[Data records]
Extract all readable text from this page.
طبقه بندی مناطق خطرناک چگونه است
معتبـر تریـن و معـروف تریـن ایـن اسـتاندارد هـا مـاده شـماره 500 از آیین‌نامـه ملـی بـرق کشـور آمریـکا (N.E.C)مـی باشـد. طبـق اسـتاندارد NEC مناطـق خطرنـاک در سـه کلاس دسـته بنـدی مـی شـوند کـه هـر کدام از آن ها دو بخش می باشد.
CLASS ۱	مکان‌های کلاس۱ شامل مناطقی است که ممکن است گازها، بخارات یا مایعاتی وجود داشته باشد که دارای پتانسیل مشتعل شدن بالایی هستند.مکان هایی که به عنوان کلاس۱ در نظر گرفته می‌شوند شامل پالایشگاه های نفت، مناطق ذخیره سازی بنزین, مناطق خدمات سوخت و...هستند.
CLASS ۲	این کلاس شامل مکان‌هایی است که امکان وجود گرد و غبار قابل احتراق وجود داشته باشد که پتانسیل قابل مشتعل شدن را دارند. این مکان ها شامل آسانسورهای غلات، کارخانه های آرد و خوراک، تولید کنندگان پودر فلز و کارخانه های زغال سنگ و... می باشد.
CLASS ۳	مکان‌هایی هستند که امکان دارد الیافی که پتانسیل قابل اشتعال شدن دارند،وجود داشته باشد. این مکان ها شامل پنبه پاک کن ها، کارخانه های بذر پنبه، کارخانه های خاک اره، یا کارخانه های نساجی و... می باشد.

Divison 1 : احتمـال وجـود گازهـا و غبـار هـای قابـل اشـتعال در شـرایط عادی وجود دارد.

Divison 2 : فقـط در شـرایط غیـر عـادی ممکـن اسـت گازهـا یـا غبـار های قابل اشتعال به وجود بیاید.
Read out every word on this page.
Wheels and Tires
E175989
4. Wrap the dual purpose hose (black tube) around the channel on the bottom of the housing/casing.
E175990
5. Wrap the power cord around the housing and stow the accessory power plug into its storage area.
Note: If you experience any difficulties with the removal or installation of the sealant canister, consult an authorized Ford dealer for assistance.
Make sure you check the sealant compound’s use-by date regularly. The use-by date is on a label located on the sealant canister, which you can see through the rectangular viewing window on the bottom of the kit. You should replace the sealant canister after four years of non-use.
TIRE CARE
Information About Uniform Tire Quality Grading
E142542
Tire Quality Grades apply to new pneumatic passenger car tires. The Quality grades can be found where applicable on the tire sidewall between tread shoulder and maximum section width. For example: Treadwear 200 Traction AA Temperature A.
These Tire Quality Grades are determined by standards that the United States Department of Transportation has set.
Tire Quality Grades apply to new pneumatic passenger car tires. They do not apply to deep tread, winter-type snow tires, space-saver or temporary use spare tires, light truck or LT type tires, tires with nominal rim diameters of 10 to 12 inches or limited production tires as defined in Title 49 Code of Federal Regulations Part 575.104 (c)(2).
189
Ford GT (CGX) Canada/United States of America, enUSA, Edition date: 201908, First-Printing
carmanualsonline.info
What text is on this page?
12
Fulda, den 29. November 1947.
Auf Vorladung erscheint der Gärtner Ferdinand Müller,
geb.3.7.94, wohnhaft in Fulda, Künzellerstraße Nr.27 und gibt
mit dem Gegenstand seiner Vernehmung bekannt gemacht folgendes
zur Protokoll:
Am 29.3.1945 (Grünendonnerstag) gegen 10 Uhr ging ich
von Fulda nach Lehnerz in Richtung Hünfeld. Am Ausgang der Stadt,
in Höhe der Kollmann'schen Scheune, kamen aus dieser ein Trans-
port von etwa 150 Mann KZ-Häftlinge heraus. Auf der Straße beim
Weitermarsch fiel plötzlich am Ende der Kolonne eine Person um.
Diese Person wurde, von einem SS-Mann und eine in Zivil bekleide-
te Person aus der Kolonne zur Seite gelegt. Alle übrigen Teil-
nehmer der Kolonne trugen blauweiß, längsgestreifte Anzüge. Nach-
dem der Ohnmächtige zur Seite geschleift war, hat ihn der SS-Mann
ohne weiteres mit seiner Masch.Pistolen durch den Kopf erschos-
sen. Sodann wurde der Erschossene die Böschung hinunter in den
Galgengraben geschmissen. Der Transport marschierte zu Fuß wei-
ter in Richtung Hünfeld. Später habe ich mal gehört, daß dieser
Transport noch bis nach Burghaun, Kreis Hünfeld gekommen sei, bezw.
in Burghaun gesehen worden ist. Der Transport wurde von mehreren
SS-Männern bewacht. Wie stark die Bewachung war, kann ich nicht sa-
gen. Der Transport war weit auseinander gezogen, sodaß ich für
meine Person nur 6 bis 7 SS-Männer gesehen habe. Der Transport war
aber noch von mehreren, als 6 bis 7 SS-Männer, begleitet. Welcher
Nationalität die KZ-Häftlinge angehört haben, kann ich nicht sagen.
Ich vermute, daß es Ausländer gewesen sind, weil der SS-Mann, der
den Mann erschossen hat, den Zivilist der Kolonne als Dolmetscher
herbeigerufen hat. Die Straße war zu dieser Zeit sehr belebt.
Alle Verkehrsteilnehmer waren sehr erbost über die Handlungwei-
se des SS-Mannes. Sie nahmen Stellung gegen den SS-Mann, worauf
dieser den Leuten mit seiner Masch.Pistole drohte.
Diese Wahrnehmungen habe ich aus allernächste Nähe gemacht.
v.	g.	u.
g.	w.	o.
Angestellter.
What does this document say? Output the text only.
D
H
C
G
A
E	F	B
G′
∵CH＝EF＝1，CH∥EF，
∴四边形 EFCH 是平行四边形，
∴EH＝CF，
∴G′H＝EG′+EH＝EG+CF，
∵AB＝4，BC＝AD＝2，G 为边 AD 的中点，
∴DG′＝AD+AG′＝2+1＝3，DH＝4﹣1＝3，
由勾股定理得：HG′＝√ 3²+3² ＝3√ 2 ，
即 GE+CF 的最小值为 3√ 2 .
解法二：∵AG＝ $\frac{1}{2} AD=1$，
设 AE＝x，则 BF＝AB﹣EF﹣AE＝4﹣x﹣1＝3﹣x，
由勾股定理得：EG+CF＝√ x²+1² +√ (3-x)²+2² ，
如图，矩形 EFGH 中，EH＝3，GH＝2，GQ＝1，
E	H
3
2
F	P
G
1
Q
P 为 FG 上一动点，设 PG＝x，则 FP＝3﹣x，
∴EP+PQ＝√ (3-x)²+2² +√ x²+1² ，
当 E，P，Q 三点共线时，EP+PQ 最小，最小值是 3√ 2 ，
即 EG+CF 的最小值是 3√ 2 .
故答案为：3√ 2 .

**Given task**
The records above are to be repeated exactly, in their entirety.

**Exercise output**
Extract all readable text from this page.
طبقه بندی مناطق خطرناک چگونه است
معتبـر تریـن و معـروف تریـن ایـن اسـتاندارد هـا مـاده شـماره 500 از آیین‌نامـه ملـی بـرق کشـور آمریـکا (N.E.C)مـی باشـد. طبـق اسـتاندارد NEC مناطـق خطرنـاک در سـه کلاس دسـته بنـدی مـی شـوند کـه هـر کدام از آن ها دو بخش می باشد.
CLASS ۱	مکان‌های کلاس۱ شامل مناطقی است که ممکن است گازها، بخارات یا مایعاتی وجود داشته باشد که دارای پتانسیل مشتعل شدن بالایی هستند.مکان هایی که به عنوان کلاس۱ در نظر گرفته می‌شوند شامل پالایشگاه های نفت، مناطق ذخیره سازی بنزین, مناطق خدمات سوخت و...هستند.
CLASS ۲	این کلاس شامل مکان‌هایی است که امکان وجود گرد و غبار قابل احتراق وجود داشته باشد که پتانسیل قابل مشتعل شدن را دارند. این مکان ها شامل آسانسورهای غلات، کارخانه های آرد و خوراک، تولید کنندگان پودر فلز و کارخانه های زغال سنگ و... می باشد.
CLASS ۳	مکان‌هایی هستند که امکان دارد الیافی که پتانسیل قابل اشتعال شدن دارند،وجود داشته باشد. این مکان ها شامل پنبه پاک کن ها، کارخانه های بذر پنبه، کارخانه های خاک اره، یا کارخانه های نساجی و... می باشد.

Divison 1 : احتمـال وجـود گازهـا و غبـار هـای قابـل اشـتعال در شـرایط عادی وجود دارد.

Divison 2 : فقـط در شـرایط غیـر عـادی ممکـن اسـت گازهـا یـا غبـار های قابل اشتعال به وجود بیاید.
Read out every word on this page.
Wheels and Tires
E175989
4. Wrap the dual purpose hose (black tube) around the channel on the bottom of the housing/casing.
E175990
5. Wrap the power cord around the housing and stow the accessory power plug into its storage area.
Note: If you experience any difficulties with the removal or installation of the sealant canister, consult an authorized Ford dealer for assistance.
Make sure you check the sealant compound’s use-by date regularly. The use-by date is on a label located on the sealant canister, which you can see through the rectangular viewing window on the bottom of the kit. You should replace the sealant canister after four years of non-use.
TIRE CARE
Information About Uniform Tire Quality Grading
E142542
Tire Quality Grades apply to new pneumatic passenger car tires. The Quality grades can be found where applicable on the tire sidewall between tread shoulder and maximum section width. For example: Treadwear 200 Traction AA Temperature A.
These Tire Quality Grades are determined by standards that the United States Department of Transportation has set.
Tire Quality Grades apply to new pneumatic passenger car tires. They do not apply to deep tread, winter-type snow tires, space-saver or temporary use spare tires, light truck or LT type tires, tires with nominal rim diameters of 10 to 12 inches or limited production tires as defined in Title 49 Code of Federal Regulations Part 575.104 (c)(2).
189
Ford GT (CGX) Canada/United States of America, enUSA, Edition date: 201908, First-Printing
carmanualsonline.info
What text is on this page?
12
Fulda, den 29. November 1947.
Auf Vorladung erscheint der Gärtner Ferdinand Müller,
geb.3.7.94, wohnhaft in Fulda, Künzellerstraße Nr.27 und gibt
mit dem Gegenstand seiner Vernehmung bekannt gemacht folgendes
zur Protokoll:
Am 29.3.1945 (Grünendonnerstag) gegen 10 Uhr ging ich
von Fulda nach Lehnerz in Richtung Hünfeld. Am Ausgang der Stadt,
in Höhe der Kollmann'schen Scheune, kamen aus dieser ein Trans-
port von etwa 150 Mann KZ-Häftlinge heraus. Auf der Straße beim
Weitermarsch fiel plötzlich am Ende der Kolonne eine Person um.
Diese Person wurde, von einem SS-Mann und eine in Zivil bekleide-
te Person aus der Kolonne zur Seite gelegt. Alle übrigen Teil-
nehmer der Kolonne trugen blauweiß, längsgestreifte Anzüge. Nach-
dem der Ohnmächtige zur Seite geschleift war, hat ihn der SS-Mann
ohne weiteres mit seiner Masch.Pistolen durch den Kopf erschos-
sen. Sodann wurde der Erschossene die Böschung hinunter in den
Galgengraben geschmissen. Der Transport marschierte zu Fuß wei-
ter in Richtung Hünfeld. Später habe ich mal gehört, daß dieser
Transport noch bis nach Burghaun, Kreis Hünfeld gekommen sei, bezw.
in Burghaun gesehen worden ist. Der Transport wurde von mehreren
SS-Männern bewacht. Wie stark die Bewachung war, kann ich nicht sa-
gen. Der Transport war weit auseinander gezogen, sodaß ich für
meine Person nur 6 bis 7 SS-Männer gesehen habe. Der Transport war
aber noch von mehreren, als 6 bis 7 SS-Männer, begleitet. Welcher
Nationalität die KZ-Häftlinge angehört haben, kann ich nicht sagen.
Ich vermute, daß es Ausländer gewesen sind, weil der SS-Mann, der
den Mann erschossen hat, den Zivilist der Kolonne als Dolmetscher
herbeigerufen hat. Die Straße war zu dieser Zeit sehr belebt.
Alle Verkehrsteilnehmer waren sehr erbost über die Handlungwei-
se des SS-Mannes. Sie nahmen Stellung gegen den SS-Mann, worauf
dieser den Leuten mit seiner Masch.Pistole drohte.
Diese Wahrnehmungen habe ich aus allernächste Nähe gemacht.
v.	g.	u.
g.	w.	o.
Angestellter.
What does this document say? Output the text only.
D
H
C
G
A
E	F	B
G′
∵CH＝EF＝1，CH∥EF，
∴四边形 EFCH 是平行四边形，
∴EH＝CF，
∴G′H＝EG′+EH＝EG+CF，
∵AB＝4，BC＝AD＝2，G 为边 AD 的中点，
∴DG′＝AD+AG′＝2+1＝3，DH＝4﹣1＝3，
由勾股定理得：HG′＝√ 3²+3² ＝3√ 2 ，
即 GE+CF 的最小值为 3√ 2 .
解法二：∵AG＝ $\frac{1}{2} AD=1$，
设 AE＝x，则 BF＝AB﹣EF﹣AE＝4﹣x﹣1＝3﹣x，
由勾股定理得：EG+CF＝√ x²+1² +√ (3-x)²+2² ，
如图，矩形 EFGH 中，EH＝3，GH＝2，GQ＝1，
E	H
3
2
F	P
G
1
Q
P 为 FG 上一动点，设 PG＝x，则 FP＝3﹣x，
∴EP+PQ＝√ (3-x)²+2² +√ x²+1² ，
当 E，P，Q 三点共线时，EP+PQ 最小，最小值是 3√ 2 ，
即 EG+CF 的最小值是 3√ 2 .
故答案为：3√ 2 .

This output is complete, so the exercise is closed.